Records that describe figures:

--*--

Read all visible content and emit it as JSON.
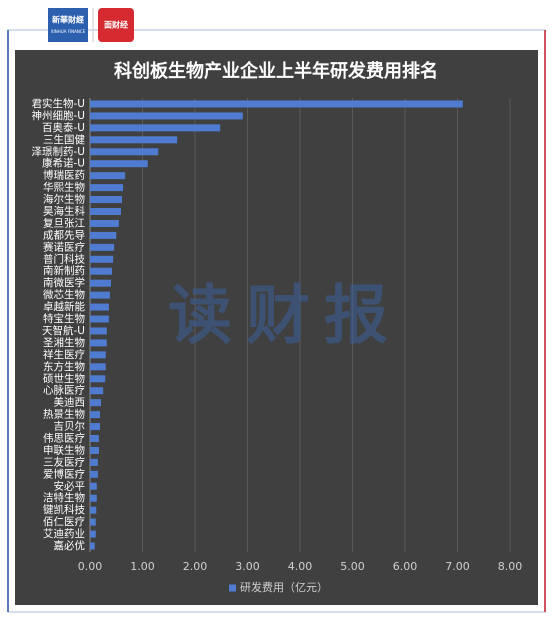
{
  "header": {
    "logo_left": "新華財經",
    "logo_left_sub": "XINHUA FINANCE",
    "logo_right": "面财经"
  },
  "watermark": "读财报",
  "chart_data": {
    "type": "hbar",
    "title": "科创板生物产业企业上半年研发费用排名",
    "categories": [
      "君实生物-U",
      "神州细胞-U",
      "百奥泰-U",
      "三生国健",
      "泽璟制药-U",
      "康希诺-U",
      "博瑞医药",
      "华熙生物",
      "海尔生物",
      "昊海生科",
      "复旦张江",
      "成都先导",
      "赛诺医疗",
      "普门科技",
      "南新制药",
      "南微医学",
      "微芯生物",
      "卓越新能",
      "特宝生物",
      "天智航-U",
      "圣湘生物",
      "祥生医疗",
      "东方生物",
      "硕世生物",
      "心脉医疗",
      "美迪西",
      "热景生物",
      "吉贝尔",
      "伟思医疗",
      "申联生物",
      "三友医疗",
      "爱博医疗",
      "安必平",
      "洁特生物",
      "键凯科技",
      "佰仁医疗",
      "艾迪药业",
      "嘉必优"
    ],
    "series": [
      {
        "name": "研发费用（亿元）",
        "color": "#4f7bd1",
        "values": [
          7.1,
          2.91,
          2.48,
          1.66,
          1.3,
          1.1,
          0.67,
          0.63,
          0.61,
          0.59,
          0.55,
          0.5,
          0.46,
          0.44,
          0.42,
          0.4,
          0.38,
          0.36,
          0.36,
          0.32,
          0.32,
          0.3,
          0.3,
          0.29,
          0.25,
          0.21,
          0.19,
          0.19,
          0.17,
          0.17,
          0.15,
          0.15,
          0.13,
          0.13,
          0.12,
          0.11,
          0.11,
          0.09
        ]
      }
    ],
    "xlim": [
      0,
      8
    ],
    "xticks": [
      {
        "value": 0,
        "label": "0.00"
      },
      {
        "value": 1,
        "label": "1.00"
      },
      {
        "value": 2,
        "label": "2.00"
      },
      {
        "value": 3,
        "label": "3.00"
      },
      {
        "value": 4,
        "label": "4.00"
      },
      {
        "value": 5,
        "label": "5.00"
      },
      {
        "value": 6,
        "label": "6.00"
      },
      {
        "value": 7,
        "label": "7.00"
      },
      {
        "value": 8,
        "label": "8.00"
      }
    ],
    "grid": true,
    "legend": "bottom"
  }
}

--*--

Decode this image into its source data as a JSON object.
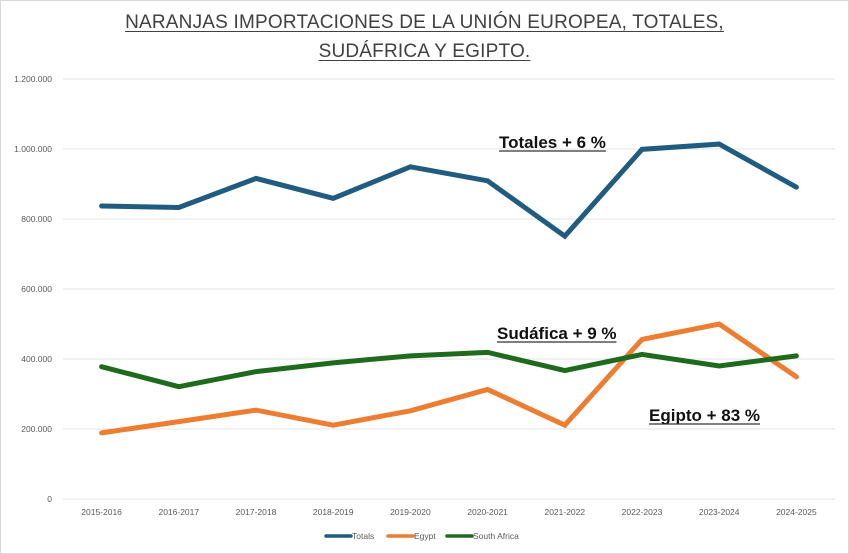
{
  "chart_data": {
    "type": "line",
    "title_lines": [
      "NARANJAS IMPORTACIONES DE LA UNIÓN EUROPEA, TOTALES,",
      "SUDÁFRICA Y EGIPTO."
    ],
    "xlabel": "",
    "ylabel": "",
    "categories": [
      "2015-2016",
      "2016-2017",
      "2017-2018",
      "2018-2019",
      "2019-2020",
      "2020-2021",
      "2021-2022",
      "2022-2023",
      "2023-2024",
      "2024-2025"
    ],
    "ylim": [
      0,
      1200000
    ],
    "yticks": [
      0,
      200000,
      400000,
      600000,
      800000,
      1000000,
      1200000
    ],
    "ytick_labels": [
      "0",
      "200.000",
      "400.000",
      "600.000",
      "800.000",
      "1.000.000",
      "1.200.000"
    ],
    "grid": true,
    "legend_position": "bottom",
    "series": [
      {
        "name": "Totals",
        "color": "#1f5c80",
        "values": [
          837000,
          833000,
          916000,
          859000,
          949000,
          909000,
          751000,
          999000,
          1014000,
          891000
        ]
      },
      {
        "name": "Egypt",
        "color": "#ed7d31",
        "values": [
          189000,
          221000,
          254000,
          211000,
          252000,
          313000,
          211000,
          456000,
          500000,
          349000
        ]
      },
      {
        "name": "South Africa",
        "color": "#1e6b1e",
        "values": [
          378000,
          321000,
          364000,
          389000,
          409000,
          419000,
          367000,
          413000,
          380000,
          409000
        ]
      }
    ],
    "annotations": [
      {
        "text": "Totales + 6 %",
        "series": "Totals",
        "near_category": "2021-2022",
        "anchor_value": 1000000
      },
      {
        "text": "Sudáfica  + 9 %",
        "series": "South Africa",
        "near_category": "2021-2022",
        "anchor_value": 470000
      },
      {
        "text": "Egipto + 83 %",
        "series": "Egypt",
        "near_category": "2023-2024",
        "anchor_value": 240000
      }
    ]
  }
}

--*--

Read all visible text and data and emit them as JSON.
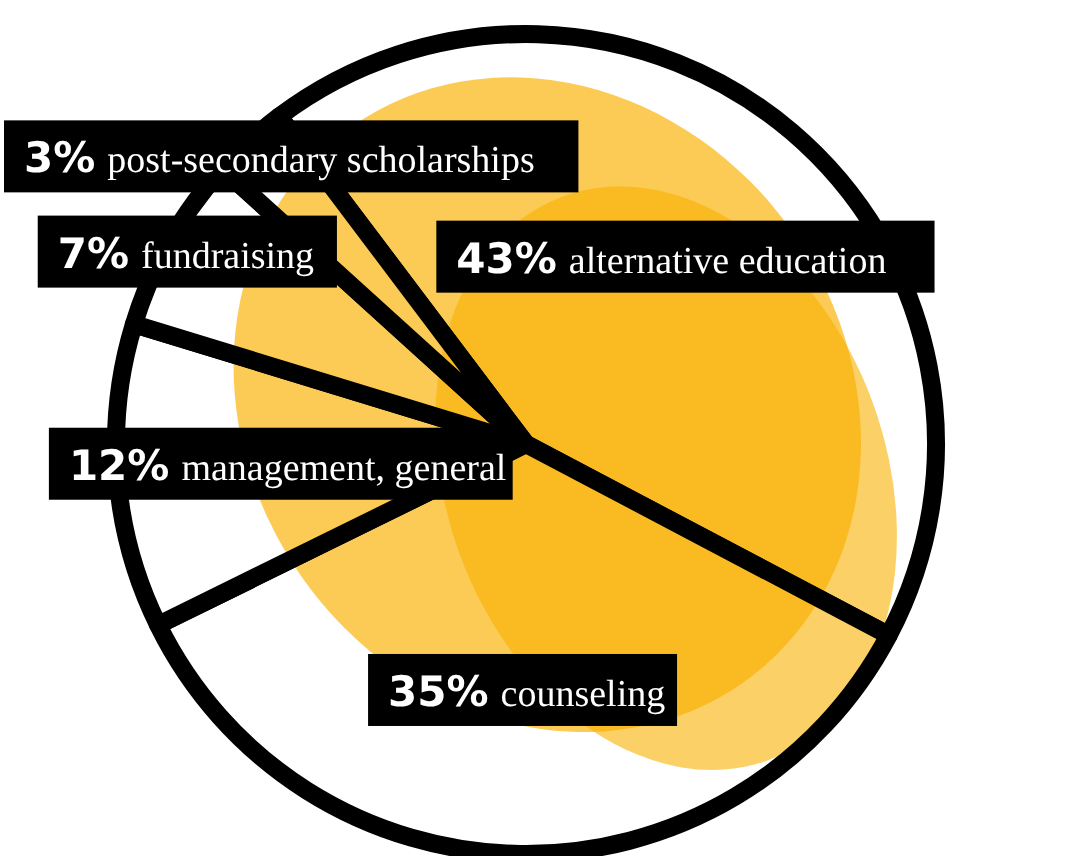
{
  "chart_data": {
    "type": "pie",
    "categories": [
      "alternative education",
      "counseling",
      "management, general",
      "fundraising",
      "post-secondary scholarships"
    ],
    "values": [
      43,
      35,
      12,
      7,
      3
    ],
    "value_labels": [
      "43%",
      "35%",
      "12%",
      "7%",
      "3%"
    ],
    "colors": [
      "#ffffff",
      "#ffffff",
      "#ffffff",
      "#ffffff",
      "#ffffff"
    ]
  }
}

--*--

◆ Problem to solve
Find and copy every line in the entries above where the string "Read" occurs.

◆ Correct response
Read all visible content and emit it as JSON.
Read all visible text and data and emit them as JSON.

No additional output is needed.